Instruction
Read the lines below and count those that have the word "creep". Respond with the number only.

Part of a data file
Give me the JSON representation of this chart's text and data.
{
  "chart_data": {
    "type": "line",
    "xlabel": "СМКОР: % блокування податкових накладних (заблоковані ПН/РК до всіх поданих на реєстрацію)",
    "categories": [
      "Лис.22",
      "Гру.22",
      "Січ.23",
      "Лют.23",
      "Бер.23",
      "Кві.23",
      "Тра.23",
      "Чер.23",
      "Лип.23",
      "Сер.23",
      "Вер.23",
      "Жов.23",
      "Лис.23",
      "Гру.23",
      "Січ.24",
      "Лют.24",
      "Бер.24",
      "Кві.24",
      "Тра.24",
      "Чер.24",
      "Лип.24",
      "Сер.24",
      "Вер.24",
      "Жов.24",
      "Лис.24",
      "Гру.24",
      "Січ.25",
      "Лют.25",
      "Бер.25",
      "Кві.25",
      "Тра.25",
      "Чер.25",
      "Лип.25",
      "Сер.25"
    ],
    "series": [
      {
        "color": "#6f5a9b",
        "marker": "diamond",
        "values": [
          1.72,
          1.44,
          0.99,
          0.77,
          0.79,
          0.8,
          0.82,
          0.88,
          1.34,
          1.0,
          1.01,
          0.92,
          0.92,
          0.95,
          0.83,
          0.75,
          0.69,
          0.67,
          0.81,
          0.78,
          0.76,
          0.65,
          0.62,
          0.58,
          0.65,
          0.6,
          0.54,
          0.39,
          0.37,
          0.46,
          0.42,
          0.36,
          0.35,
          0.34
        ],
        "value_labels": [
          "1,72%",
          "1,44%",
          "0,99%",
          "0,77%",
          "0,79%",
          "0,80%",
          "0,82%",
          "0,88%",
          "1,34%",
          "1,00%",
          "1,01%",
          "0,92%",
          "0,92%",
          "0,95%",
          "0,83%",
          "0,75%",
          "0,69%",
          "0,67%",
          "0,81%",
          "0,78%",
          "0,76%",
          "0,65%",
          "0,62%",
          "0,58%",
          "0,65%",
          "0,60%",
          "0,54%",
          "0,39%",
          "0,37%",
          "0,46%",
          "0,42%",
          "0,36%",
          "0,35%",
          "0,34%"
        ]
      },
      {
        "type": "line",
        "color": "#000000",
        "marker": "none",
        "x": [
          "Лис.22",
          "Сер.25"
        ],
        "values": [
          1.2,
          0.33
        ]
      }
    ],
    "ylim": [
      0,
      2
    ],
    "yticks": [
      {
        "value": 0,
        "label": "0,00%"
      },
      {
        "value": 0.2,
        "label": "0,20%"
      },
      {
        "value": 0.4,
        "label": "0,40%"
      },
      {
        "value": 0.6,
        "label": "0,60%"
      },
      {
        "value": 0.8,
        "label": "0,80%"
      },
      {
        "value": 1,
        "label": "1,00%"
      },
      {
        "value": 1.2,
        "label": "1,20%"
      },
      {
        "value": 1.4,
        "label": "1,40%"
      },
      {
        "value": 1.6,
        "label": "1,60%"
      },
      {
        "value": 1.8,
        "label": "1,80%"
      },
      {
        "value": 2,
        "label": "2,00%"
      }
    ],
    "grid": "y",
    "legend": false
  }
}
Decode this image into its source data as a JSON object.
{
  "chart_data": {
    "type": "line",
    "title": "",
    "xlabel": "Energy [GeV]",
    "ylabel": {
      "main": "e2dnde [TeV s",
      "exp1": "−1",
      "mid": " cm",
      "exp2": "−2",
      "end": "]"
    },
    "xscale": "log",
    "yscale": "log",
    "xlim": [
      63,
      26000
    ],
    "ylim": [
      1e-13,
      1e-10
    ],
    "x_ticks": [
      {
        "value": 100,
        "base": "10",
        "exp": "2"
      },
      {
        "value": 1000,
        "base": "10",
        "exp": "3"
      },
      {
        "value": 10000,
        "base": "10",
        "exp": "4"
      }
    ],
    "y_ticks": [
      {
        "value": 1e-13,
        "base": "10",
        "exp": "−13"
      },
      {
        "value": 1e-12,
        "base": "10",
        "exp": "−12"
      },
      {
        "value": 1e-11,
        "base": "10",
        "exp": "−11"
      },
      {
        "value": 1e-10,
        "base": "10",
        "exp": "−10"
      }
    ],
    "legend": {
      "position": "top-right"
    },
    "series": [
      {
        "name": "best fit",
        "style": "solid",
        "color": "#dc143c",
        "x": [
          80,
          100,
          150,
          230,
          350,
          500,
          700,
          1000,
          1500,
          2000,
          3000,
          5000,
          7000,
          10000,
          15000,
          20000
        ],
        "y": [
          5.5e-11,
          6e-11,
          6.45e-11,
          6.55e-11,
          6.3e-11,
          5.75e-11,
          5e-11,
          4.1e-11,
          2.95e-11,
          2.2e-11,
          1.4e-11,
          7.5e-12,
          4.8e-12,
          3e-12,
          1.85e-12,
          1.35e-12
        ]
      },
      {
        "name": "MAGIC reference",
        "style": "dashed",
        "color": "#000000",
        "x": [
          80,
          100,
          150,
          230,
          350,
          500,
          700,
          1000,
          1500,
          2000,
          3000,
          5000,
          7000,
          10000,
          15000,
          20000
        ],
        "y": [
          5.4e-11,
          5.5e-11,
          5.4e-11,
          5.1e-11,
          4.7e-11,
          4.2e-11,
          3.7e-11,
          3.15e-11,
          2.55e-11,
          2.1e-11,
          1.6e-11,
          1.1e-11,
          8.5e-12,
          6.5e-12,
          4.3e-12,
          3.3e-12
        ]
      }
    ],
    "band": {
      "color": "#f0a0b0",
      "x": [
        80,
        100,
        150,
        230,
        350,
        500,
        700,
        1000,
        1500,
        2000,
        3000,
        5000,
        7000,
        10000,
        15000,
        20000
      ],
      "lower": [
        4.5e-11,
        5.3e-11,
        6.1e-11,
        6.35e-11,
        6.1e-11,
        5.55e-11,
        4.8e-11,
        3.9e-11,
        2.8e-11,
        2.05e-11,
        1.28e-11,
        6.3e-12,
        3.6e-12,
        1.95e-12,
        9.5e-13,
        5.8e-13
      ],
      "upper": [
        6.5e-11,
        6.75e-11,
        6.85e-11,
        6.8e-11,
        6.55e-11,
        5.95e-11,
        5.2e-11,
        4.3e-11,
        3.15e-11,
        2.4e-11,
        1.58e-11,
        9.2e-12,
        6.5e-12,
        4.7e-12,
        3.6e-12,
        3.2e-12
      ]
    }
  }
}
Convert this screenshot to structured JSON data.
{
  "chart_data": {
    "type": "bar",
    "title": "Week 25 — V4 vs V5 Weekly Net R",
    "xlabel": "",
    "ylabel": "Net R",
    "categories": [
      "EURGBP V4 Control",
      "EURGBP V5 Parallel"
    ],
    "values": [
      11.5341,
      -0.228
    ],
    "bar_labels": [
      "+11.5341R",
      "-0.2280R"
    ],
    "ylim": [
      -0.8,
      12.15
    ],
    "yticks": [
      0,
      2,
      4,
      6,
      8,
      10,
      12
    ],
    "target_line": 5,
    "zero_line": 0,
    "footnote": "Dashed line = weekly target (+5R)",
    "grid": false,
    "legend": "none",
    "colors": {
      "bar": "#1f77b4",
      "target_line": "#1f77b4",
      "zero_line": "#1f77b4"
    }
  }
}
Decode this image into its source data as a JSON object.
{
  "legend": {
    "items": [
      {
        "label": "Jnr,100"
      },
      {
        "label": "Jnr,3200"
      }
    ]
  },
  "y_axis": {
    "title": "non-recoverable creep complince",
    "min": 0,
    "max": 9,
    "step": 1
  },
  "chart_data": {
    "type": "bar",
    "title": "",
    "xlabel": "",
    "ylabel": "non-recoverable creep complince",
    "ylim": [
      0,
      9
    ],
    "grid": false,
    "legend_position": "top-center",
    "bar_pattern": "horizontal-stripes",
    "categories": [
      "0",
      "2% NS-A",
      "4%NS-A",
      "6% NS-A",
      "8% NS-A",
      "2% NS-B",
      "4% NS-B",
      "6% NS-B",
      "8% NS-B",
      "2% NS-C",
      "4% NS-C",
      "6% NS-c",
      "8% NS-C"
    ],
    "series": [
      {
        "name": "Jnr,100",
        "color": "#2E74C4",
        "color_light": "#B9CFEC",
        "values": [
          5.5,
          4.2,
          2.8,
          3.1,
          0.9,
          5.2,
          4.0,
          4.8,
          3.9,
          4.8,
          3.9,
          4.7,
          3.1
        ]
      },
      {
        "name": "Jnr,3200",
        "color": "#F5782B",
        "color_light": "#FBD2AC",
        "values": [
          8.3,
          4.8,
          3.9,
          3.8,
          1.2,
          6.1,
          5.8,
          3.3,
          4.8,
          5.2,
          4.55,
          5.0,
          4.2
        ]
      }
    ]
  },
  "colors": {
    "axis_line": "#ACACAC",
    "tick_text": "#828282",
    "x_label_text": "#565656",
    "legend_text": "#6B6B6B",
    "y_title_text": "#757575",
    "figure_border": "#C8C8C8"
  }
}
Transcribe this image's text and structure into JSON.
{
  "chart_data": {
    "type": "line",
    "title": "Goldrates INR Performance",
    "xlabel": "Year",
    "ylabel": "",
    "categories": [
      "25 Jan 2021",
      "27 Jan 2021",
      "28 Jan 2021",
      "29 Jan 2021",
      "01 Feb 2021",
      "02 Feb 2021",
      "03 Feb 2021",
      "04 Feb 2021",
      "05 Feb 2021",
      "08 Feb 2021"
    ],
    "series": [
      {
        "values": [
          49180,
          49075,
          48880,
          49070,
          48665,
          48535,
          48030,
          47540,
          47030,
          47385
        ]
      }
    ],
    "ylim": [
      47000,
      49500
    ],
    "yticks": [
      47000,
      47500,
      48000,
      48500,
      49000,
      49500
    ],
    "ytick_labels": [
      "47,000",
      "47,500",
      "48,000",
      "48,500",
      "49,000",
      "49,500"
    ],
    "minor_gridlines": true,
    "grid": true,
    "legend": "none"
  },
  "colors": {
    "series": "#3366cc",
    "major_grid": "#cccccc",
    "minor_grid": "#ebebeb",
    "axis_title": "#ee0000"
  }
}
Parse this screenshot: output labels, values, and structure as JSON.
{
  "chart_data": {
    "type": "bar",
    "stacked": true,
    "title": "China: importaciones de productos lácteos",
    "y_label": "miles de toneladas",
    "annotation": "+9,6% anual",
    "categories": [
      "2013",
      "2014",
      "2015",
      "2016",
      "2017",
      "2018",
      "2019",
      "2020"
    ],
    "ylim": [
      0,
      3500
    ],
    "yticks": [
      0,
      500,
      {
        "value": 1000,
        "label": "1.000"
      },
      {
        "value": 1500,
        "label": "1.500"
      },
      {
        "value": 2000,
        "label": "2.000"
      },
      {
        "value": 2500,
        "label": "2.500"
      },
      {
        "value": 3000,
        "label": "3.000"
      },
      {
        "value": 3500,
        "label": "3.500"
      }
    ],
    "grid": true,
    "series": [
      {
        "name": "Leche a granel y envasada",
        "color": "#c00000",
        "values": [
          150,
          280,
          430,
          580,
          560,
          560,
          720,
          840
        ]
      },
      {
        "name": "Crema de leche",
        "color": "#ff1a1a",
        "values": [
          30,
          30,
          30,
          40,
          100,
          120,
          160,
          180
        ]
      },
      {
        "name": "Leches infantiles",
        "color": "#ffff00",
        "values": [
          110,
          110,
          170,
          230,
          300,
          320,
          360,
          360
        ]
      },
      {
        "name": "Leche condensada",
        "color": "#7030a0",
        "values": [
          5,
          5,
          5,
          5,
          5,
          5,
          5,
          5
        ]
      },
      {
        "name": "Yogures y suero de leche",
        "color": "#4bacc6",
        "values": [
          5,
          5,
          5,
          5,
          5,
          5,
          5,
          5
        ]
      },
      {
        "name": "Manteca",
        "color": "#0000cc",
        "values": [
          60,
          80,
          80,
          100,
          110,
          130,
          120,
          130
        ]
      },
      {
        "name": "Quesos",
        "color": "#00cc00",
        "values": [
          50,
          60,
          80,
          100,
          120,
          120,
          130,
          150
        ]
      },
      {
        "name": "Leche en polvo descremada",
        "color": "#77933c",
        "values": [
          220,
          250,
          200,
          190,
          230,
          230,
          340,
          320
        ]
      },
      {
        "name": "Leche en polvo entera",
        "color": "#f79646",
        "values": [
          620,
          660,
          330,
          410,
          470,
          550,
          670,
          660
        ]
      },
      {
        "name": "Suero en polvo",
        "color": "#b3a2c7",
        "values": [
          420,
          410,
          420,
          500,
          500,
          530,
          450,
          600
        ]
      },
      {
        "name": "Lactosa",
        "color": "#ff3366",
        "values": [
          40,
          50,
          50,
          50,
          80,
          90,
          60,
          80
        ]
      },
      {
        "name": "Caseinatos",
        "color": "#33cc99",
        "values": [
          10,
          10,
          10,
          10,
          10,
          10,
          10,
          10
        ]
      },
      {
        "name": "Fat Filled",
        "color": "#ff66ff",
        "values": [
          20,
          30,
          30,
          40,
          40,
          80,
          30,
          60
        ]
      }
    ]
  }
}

Solution to this problem
2